*The records*
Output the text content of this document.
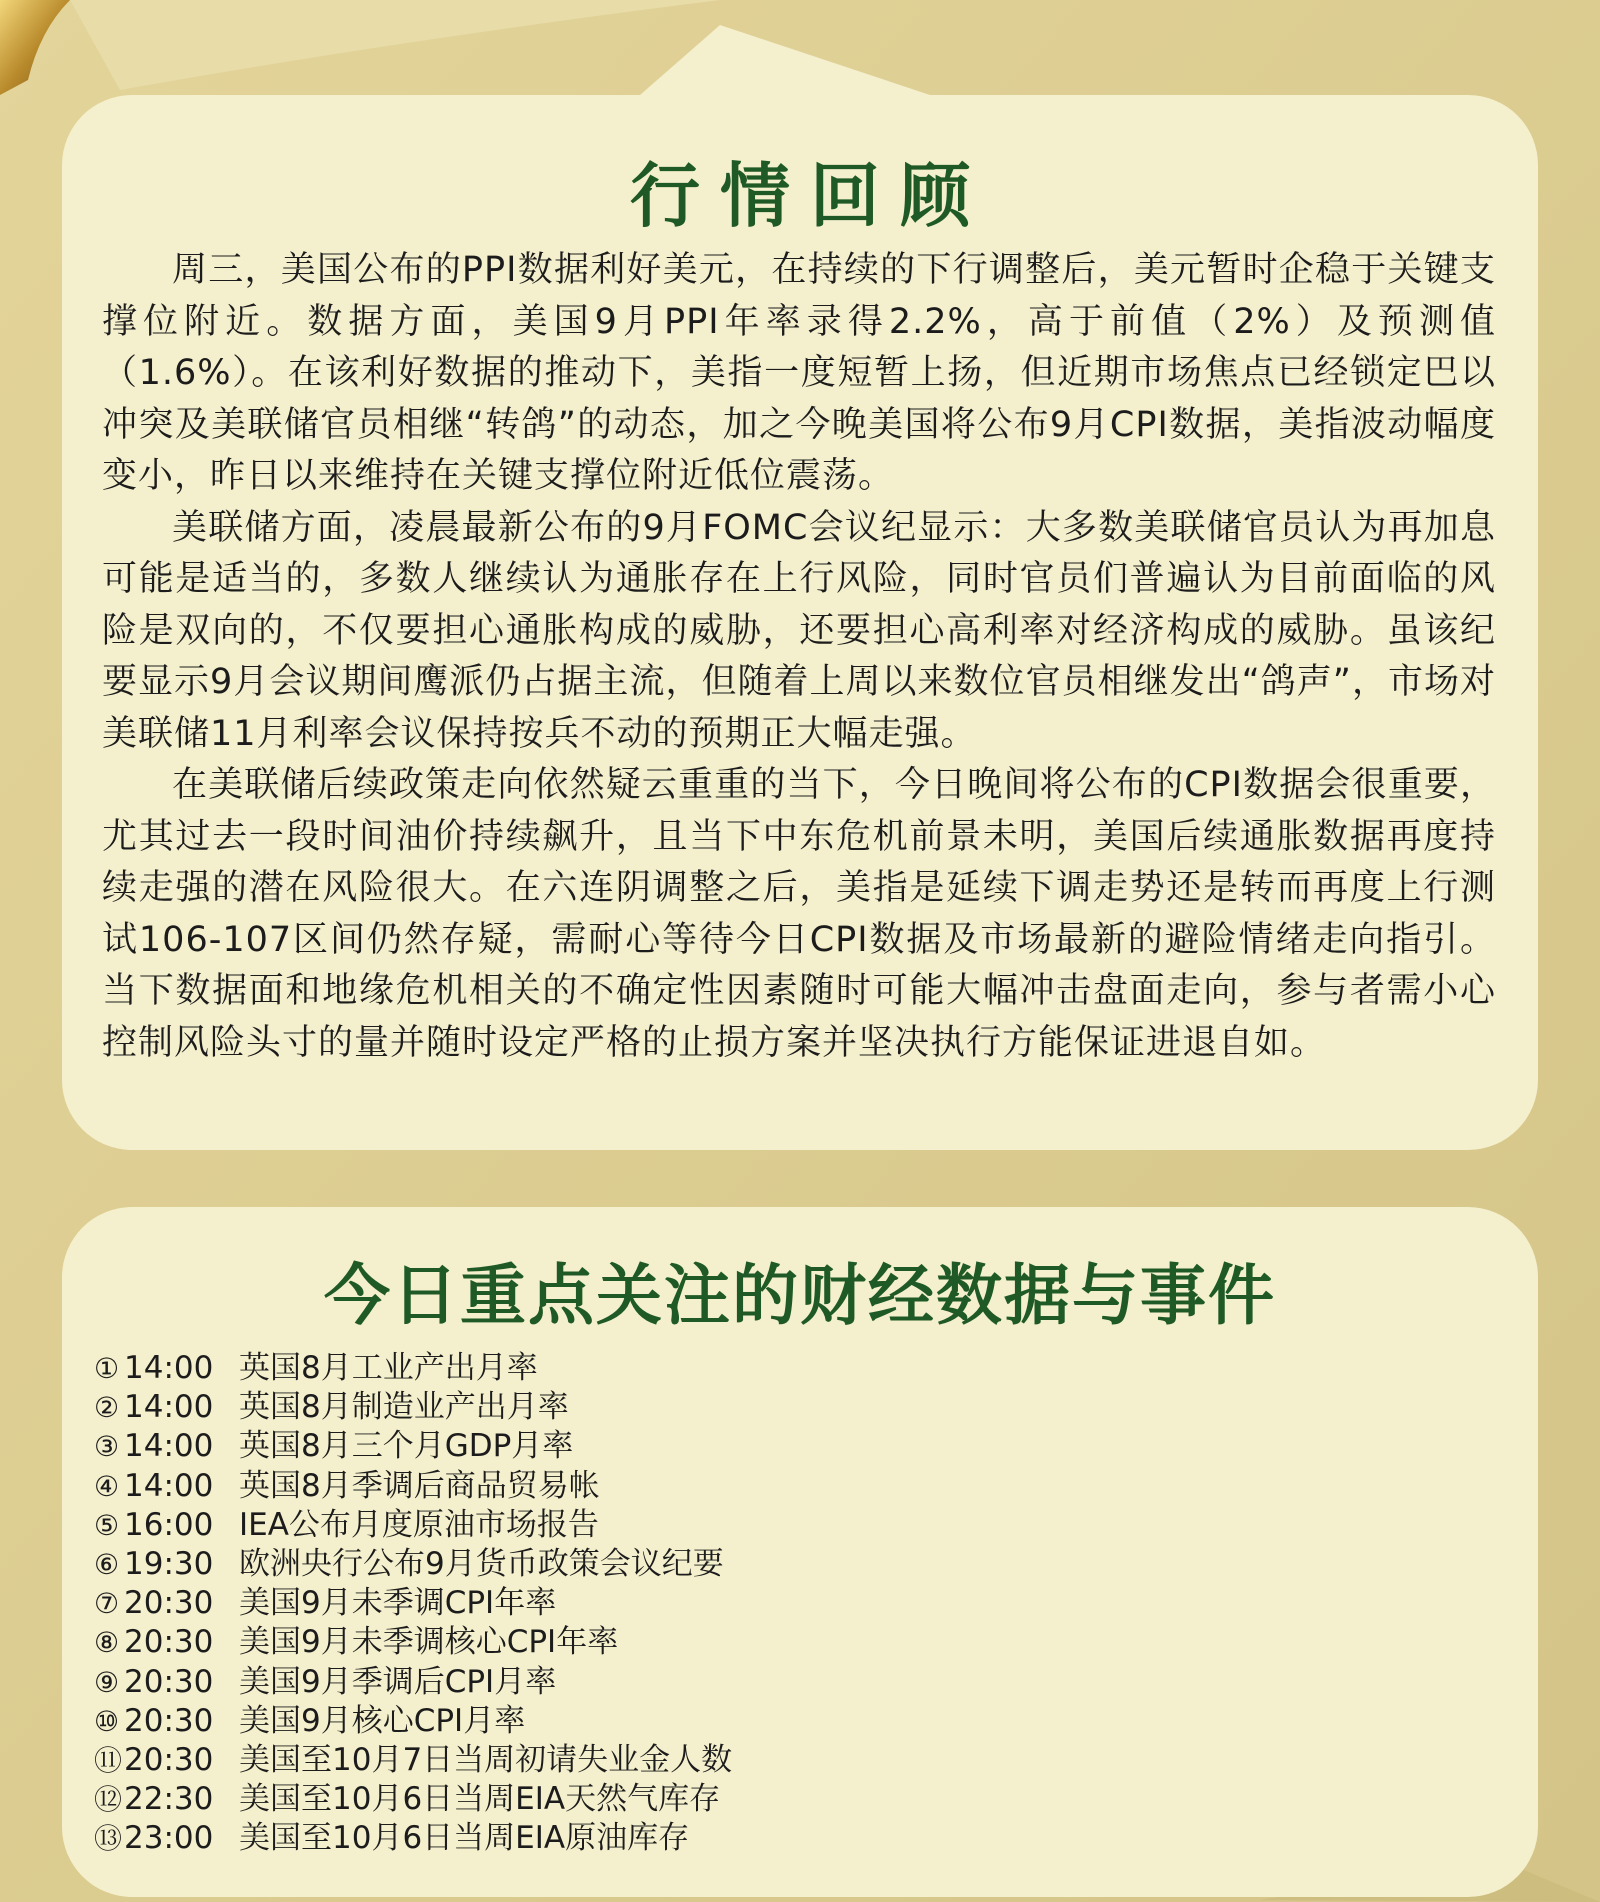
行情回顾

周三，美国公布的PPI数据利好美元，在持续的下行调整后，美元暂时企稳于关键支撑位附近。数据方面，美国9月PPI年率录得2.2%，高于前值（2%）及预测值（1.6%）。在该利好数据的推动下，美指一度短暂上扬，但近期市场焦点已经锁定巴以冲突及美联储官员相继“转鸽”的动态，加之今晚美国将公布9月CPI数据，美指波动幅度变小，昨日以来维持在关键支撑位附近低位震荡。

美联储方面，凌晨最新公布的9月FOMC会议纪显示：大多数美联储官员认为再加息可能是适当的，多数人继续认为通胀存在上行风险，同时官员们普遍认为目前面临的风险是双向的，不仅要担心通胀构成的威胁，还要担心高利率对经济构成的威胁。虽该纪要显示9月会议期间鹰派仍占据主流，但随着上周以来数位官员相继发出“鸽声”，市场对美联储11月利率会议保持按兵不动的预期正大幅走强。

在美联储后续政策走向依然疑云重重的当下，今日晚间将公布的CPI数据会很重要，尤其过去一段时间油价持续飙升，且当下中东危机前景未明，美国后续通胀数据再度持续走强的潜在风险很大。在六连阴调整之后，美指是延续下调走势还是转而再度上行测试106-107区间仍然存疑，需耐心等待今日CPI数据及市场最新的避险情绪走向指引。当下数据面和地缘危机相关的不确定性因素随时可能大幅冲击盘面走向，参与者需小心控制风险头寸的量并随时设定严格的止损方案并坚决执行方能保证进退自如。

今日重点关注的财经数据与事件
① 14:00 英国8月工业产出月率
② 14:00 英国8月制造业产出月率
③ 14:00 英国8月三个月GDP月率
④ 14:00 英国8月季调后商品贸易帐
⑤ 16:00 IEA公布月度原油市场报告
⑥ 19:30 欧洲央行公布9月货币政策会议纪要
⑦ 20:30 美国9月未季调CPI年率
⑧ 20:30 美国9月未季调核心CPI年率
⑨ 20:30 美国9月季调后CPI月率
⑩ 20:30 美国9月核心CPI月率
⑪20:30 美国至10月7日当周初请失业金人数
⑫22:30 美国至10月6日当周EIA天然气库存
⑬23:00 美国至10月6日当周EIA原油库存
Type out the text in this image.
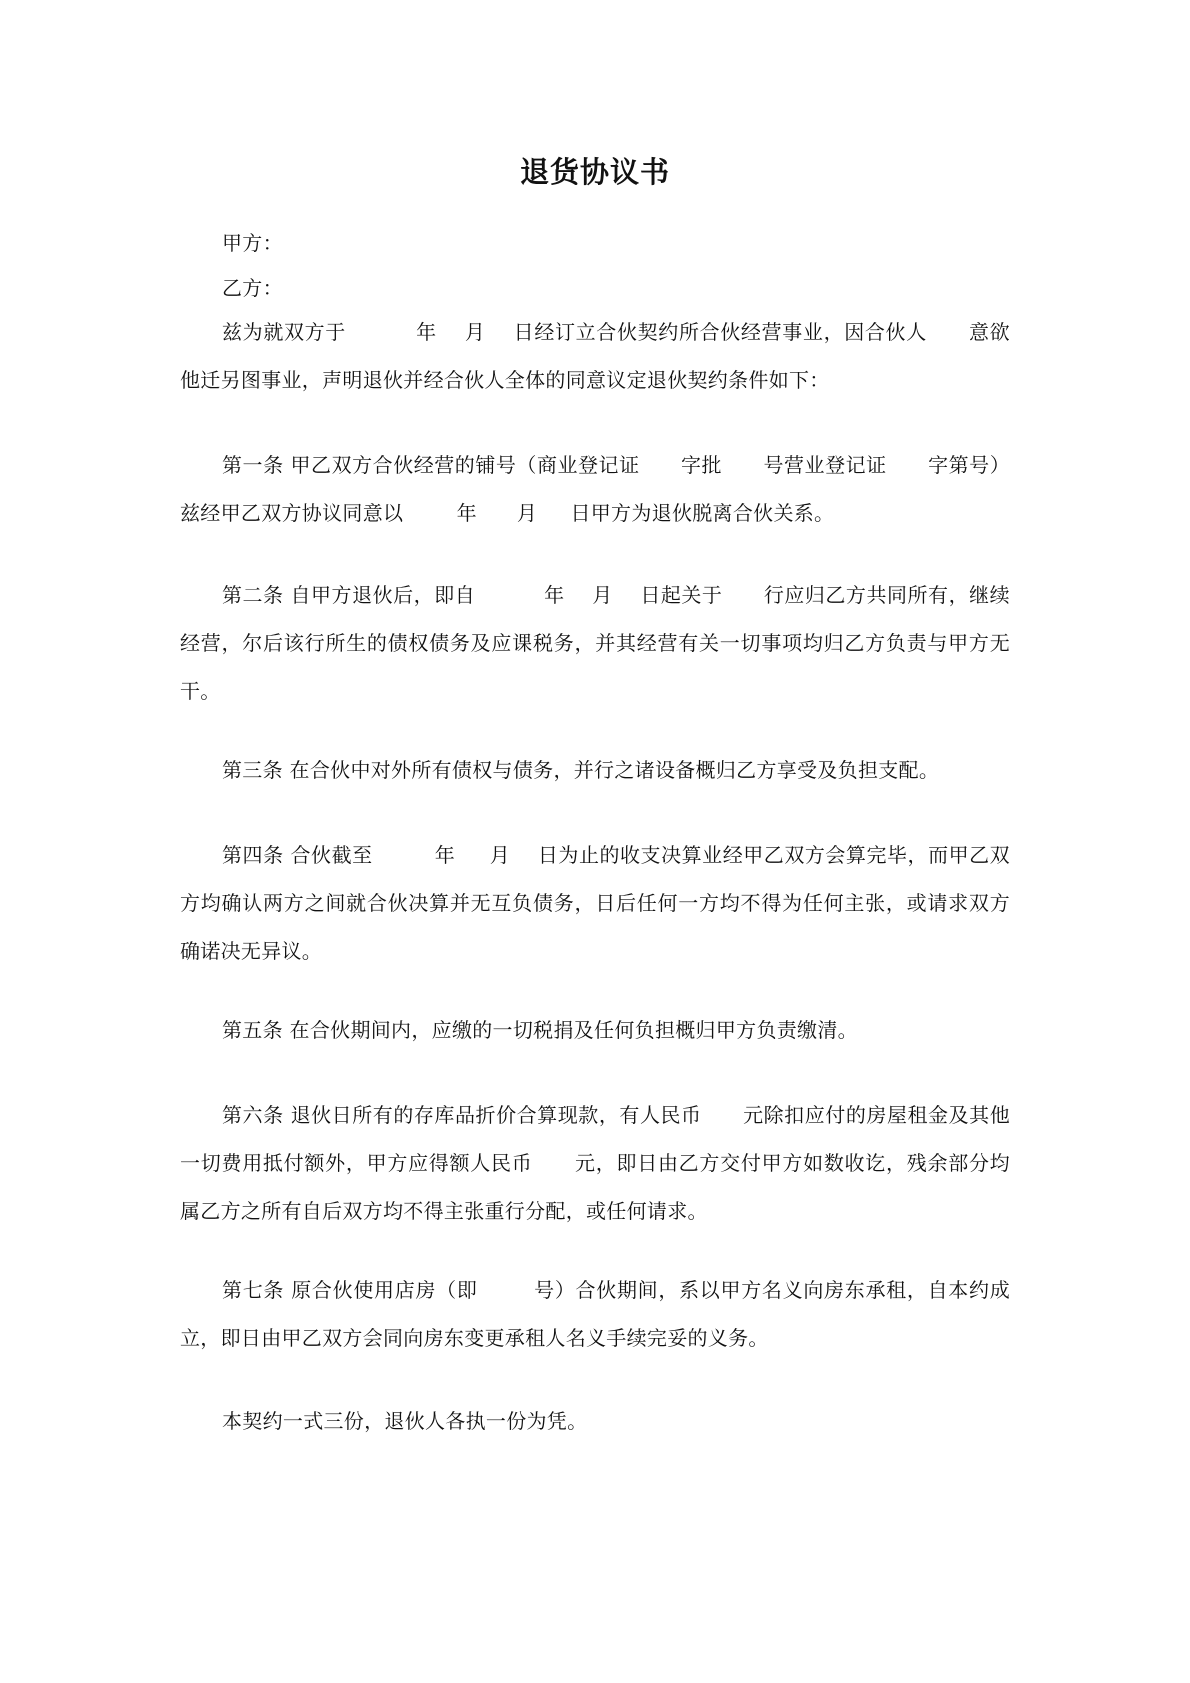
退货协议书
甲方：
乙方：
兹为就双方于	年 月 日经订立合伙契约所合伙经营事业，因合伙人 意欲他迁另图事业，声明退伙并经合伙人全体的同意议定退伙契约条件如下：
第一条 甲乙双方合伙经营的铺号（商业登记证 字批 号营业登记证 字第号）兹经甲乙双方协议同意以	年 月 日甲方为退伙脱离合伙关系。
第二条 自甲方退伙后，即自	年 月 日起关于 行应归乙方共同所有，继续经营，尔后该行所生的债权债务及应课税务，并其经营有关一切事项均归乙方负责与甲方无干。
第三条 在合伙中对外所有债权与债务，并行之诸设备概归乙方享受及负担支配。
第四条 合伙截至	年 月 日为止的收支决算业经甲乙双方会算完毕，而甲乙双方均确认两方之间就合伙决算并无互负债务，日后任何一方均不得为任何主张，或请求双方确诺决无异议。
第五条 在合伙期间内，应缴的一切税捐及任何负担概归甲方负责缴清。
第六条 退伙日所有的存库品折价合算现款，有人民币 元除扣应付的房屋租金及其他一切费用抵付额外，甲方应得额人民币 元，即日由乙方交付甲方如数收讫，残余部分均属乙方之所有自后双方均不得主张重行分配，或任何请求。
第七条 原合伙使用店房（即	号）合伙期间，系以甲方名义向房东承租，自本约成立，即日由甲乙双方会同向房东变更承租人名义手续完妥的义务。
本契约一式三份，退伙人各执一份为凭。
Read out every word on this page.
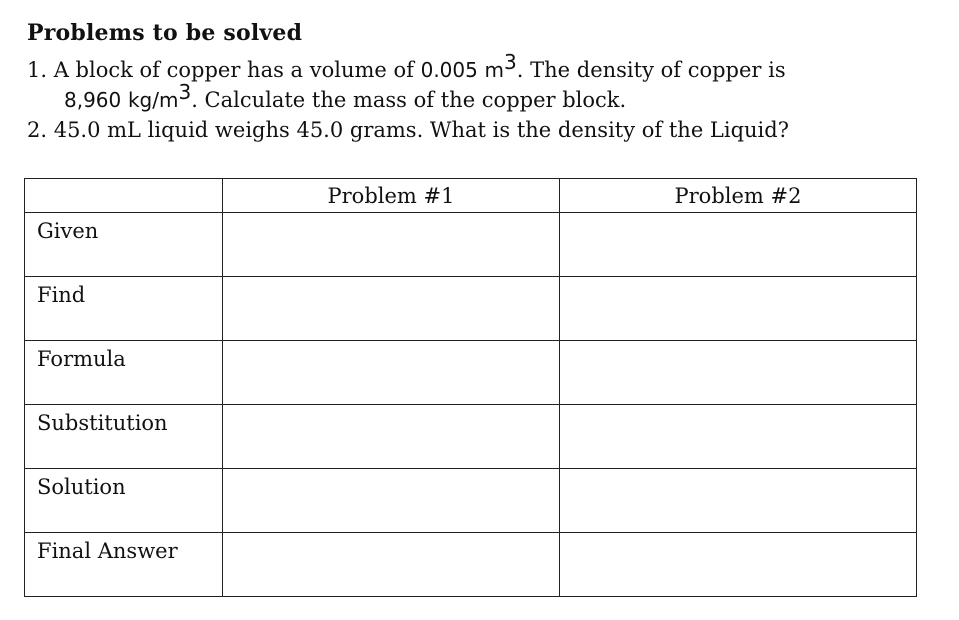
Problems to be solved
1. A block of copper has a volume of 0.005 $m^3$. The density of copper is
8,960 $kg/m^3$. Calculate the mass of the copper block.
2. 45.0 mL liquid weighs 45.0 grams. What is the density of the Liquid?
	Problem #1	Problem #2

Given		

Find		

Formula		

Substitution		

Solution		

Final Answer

*What you will do*
Extract, character for character, every line from the one that holds "Read out every word on this page." through the end of the entries above. Include both boundary lines and no pictures.

*Answer for the task*
Read out every word on this page.
Problems to be solved
1. A block of copper has a volume of 0.005 $m^3$. The density of copper is
8,960 $kg/m^3$. Calculate the mass of the copper block.
2. 45.0 mL liquid weighs 45.0 grams. What is the density of the Liquid?
	Problem #1	Problem #2

Given		

Find		

Formula		

Substitution		

Solution		

Final Answer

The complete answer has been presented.